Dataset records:
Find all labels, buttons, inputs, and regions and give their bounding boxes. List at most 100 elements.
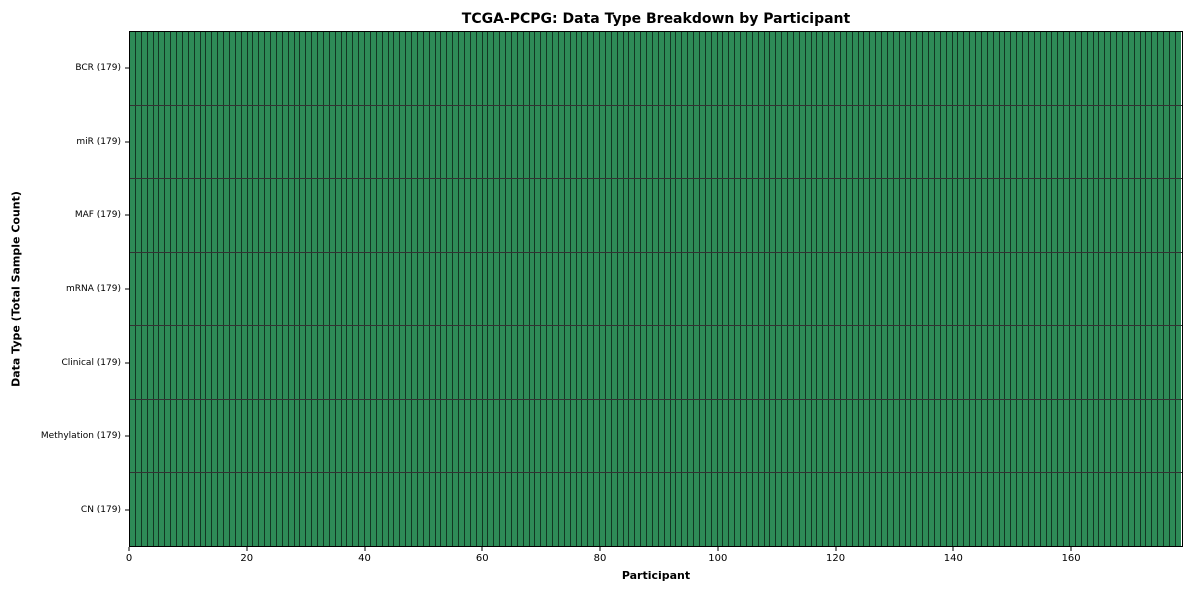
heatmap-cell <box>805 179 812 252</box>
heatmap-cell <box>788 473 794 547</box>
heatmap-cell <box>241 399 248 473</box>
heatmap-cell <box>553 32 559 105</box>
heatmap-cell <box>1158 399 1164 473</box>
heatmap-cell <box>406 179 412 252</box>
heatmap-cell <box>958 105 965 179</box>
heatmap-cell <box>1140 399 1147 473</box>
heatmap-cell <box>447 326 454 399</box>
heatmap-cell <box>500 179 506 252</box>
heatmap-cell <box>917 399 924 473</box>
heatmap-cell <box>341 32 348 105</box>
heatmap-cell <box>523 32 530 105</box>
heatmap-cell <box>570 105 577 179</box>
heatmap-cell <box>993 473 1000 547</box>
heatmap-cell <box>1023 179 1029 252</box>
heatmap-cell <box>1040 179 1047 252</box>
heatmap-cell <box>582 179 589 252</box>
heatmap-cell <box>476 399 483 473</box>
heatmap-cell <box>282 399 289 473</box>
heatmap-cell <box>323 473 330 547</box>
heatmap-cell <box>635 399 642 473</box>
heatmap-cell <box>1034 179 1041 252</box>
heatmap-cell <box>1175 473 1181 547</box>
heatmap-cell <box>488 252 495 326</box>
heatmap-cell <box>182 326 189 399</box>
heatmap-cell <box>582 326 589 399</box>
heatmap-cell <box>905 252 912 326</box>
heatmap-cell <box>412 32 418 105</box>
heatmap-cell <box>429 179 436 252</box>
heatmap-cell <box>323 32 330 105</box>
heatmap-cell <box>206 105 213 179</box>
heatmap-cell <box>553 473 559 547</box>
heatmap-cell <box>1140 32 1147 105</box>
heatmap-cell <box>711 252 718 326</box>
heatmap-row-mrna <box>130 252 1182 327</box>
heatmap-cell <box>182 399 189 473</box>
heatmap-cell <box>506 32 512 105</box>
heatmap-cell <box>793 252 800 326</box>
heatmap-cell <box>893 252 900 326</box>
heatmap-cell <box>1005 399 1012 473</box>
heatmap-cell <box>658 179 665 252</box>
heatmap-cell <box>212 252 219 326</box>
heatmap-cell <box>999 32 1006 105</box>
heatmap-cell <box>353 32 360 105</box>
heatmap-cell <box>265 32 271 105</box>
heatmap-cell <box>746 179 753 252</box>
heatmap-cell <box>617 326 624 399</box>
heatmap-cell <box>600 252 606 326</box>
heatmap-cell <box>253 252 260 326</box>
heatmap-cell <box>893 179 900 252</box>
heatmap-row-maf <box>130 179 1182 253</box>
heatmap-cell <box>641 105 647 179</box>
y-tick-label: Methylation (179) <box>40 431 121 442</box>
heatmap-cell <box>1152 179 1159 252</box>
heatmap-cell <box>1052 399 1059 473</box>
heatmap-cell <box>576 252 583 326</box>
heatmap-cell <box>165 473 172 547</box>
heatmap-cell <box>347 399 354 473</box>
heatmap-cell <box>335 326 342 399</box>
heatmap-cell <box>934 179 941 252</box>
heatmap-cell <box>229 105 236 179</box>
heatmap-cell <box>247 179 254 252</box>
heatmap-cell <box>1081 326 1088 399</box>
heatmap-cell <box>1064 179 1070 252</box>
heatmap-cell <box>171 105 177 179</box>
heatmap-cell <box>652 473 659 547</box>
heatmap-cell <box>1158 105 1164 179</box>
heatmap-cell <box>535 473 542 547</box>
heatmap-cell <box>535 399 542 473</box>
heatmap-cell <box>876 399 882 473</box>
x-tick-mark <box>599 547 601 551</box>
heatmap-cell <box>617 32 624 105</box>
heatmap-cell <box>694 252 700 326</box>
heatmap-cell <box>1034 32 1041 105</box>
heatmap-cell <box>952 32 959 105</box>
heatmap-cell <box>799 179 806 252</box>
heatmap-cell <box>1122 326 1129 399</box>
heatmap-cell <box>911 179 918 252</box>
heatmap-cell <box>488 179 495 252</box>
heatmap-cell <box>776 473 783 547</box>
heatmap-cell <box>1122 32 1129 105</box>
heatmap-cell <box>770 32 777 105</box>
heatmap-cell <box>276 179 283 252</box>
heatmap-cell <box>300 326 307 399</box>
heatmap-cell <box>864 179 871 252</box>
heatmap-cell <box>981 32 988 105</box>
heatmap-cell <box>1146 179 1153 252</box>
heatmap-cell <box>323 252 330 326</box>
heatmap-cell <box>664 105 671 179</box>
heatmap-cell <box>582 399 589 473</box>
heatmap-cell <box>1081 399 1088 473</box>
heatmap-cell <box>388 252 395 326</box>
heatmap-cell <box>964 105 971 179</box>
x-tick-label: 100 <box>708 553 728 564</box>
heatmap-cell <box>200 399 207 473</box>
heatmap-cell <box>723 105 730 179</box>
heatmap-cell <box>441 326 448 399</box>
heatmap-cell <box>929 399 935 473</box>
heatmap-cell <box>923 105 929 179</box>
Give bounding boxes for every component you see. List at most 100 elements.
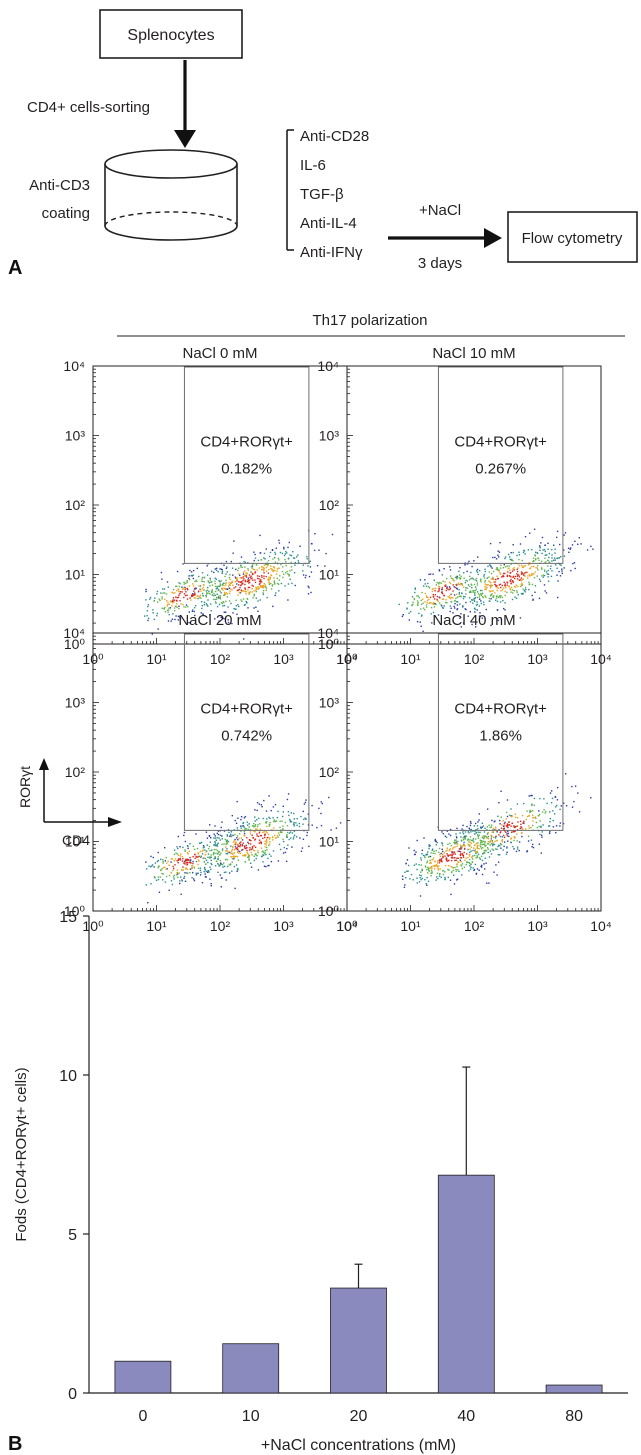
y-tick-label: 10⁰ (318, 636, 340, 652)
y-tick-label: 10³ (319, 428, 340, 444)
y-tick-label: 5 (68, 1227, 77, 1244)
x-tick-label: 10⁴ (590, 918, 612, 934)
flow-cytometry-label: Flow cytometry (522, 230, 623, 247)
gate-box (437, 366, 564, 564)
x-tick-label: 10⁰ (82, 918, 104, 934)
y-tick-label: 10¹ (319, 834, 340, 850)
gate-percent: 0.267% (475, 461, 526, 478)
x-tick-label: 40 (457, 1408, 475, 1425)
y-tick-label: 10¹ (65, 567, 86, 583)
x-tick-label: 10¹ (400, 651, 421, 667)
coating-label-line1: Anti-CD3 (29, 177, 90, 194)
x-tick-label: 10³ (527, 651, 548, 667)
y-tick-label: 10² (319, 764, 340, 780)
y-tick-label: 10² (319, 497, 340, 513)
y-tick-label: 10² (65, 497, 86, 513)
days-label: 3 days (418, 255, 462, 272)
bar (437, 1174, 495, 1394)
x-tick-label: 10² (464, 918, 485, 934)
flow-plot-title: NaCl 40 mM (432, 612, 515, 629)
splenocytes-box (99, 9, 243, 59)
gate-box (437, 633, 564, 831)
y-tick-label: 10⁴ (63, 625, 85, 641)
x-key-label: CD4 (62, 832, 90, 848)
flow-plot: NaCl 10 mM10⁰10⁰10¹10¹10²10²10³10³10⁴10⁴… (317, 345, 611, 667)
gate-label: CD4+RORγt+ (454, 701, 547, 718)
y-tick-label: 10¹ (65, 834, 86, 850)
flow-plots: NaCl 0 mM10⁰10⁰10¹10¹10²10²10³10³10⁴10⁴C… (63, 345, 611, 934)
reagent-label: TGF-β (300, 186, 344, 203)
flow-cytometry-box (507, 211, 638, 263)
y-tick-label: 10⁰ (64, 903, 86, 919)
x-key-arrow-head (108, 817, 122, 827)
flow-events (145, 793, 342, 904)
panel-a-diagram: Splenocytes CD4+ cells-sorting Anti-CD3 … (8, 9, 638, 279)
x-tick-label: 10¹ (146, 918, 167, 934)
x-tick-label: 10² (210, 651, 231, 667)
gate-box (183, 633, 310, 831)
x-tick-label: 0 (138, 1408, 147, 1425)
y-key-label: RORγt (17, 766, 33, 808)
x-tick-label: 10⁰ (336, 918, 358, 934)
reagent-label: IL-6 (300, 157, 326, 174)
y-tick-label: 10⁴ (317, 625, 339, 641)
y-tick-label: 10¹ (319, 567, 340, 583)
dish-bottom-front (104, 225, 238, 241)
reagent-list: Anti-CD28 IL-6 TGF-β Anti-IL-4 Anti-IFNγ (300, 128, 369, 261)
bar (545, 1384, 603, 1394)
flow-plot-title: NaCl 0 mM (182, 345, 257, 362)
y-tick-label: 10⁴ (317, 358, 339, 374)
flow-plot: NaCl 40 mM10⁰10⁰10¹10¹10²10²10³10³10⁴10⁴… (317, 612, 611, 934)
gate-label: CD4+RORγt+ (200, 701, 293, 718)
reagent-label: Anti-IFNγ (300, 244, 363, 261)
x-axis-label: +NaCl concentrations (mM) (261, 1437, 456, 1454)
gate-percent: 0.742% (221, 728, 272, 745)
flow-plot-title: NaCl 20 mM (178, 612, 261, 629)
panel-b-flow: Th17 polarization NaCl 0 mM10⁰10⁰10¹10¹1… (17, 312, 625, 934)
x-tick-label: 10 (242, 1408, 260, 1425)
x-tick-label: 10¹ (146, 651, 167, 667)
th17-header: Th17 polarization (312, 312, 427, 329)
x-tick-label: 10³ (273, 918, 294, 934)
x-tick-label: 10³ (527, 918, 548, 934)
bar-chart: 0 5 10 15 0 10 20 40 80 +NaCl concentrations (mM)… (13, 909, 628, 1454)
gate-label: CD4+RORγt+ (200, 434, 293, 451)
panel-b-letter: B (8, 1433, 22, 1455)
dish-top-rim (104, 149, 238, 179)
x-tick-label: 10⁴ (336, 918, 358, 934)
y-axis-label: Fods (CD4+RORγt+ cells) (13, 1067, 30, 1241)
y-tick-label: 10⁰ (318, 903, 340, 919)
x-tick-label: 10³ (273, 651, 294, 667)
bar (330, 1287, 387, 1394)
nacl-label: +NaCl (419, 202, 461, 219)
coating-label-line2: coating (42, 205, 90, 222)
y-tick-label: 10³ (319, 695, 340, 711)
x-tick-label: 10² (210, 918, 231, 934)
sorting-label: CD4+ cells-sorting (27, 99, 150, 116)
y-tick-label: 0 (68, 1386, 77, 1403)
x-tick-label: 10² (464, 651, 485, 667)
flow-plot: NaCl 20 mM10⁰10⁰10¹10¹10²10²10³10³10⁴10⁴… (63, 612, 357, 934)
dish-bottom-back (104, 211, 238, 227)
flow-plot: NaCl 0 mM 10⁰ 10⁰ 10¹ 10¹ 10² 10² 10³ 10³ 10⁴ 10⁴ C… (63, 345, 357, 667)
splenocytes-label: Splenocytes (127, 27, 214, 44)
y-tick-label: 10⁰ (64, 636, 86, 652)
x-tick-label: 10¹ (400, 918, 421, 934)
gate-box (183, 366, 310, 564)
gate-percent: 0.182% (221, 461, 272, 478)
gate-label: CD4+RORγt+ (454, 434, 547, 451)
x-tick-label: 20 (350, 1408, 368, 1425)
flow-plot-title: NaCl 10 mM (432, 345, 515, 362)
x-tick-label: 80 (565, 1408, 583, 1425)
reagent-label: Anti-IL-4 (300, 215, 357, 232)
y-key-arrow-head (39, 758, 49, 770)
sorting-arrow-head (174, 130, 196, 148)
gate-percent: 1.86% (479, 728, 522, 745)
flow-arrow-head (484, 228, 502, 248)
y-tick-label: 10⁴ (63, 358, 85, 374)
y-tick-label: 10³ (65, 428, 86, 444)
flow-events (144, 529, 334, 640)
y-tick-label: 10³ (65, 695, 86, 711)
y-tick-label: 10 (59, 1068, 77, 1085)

ABOUT THIS TASK: Every line that contains the string "polarization" should be copied from the entries.

SOLUTION TO THIS TASK:
panel-b-flow: Th17 polarization NaCl 0 mM10⁰10⁰10¹10¹1… (17, 312, 625, 934)
th17-header: Th17 polarization (312, 312, 427, 329)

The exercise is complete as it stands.